Material provided

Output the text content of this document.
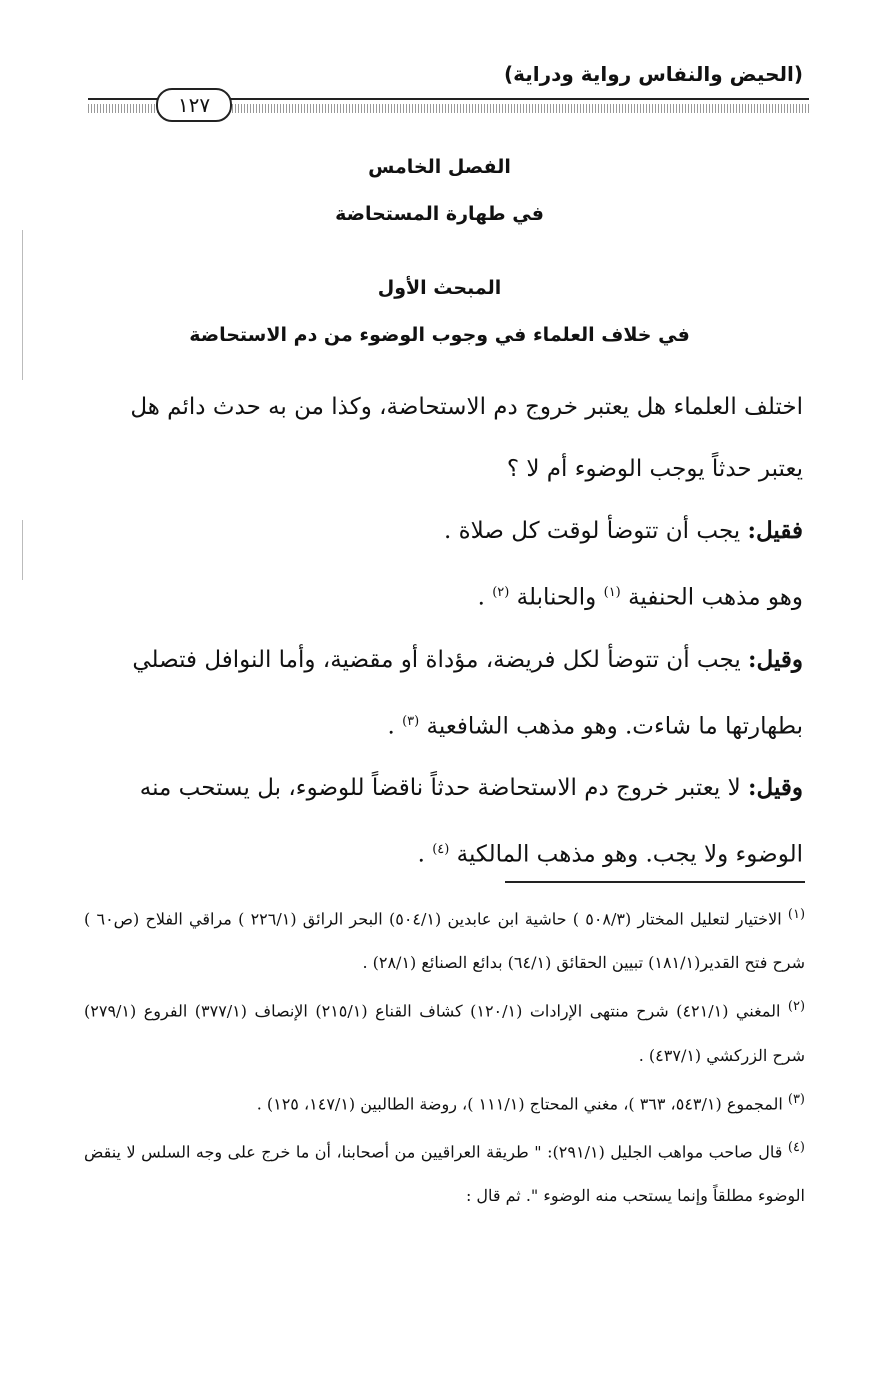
(الحيض والنفاس رواية ودراية)
١٢٧
الفصل الخامس
في طهارة المستحاضة
المبحث الأول
في خلاف العلماء في وجوب الوضوء من دم الاستحاضة

اختلف العلماء هل يعتبر خروج دم الاستحاضة، وكذا من به حدث دائم هل يعتبر حدثاً يوجب الوضوء أم لا ؟

فقيل: يجب أن تتوضأ لوقت كل صلاة .

وهو مذهب الحنفية $^{(١)}$ والحنابلة $^{(٢)}$ .

وقيل: يجب أن تتوضأ لكل فريضة، مؤداة أو مقضية، وأما النوافل فتصلي بطهارتها ما شاءت. وهو مذهب الشافعية $^{(٣)}$ .

وقيل: لا يعتبر خروج دم الاستحاضة حدثاً ناقضاً للوضوء، بل يستحب منه الوضوء ولا يجب. وهو مذهب المالكية $^{(٤)}$ .

$^{(١)}$ الاختيار لتعليل المختار (٥٠٨/٣ ) حاشية ابن عابدين (٥٠٤/١) البحر الرائق (٢٢٦/١ ) مراقي الفلاح (ص٦٠ ) شرح فتح القدير(١٨١/١) تبيين الحقائق (٦٤/١) بدائع الصنائع (٢٨/١) .

$^{(٢)}$ المغني (٤٢١/١) شرح منتهى الإرادات (١٢٠/١) كشاف القناع (٢١٥/١) الإنصاف (٣٧٧/١) الفروع (٢٧٩/١) شرح الزركشي (٤٣٧/١) .

$^{(٣)}$ المجموع (٥٤٣/١، ٣٦٣ )، مغني المحتاج (١١١/١ )، روضة الطالبين (١٤٧/١، ١٢٥) .

$^{(٤)}$ قال صاحب مواهب الجليل (٢٩١/١): " طريقة العراقيين من أصحابنا، أن ما خرج على وجه السلس لا ينقض الوضوء مطلقاً وإنما يستحب منه الوضوء ". ثم قال :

Problem details
All of the records need repeating exactly, except for the pictures.

Expected output
Output the text content of this document.
(الحيض والنفاس رواية ودراية)
١٢٧
الفصل الخامس
في طهارة المستحاضة
المبحث الأول
في خلاف العلماء في وجوب الوضوء من دم الاستحاضة

اختلف العلماء هل يعتبر خروج دم الاستحاضة، وكذا من به حدث دائم هل يعتبر حدثاً يوجب الوضوء أم لا ؟

فقيل: يجب أن تتوضأ لوقت كل صلاة .

وهو مذهب الحنفية $^{(١)}$ والحنابلة $^{(٢)}$ .

وقيل: يجب أن تتوضأ لكل فريضة، مؤداة أو مقضية، وأما النوافل فتصلي بطهارتها ما شاءت. وهو مذهب الشافعية $^{(٣)}$ .

وقيل: لا يعتبر خروج دم الاستحاضة حدثاً ناقضاً للوضوء، بل يستحب منه الوضوء ولا يجب. وهو مذهب المالكية $^{(٤)}$ .

$^{(١)}$ الاختيار لتعليل المختار (٥٠٨/٣ ) حاشية ابن عابدين (٥٠٤/١) البحر الرائق (٢٢٦/١ ) مراقي الفلاح (ص٦٠ ) شرح فتح القدير(١٨١/١) تبيين الحقائق (٦٤/١) بدائع الصنائع (٢٨/١) .

$^{(٢)}$ المغني (٤٢١/١) شرح منتهى الإرادات (١٢٠/١) كشاف القناع (٢١٥/١) الإنصاف (٣٧٧/١) الفروع (٢٧٩/١) شرح الزركشي (٤٣٧/١) .

$^{(٣)}$ المجموع (٥٤٣/١، ٣٦٣ )، مغني المحتاج (١١١/١ )، روضة الطالبين (١٤٧/١، ١٢٥) .

$^{(٤)}$ قال صاحب مواهب الجليل (٢٩١/١): " طريقة العراقيين من أصحابنا، أن ما خرج على وجه السلس لا ينقض الوضوء مطلقاً وإنما يستحب منه الوضوء ". ثم قال :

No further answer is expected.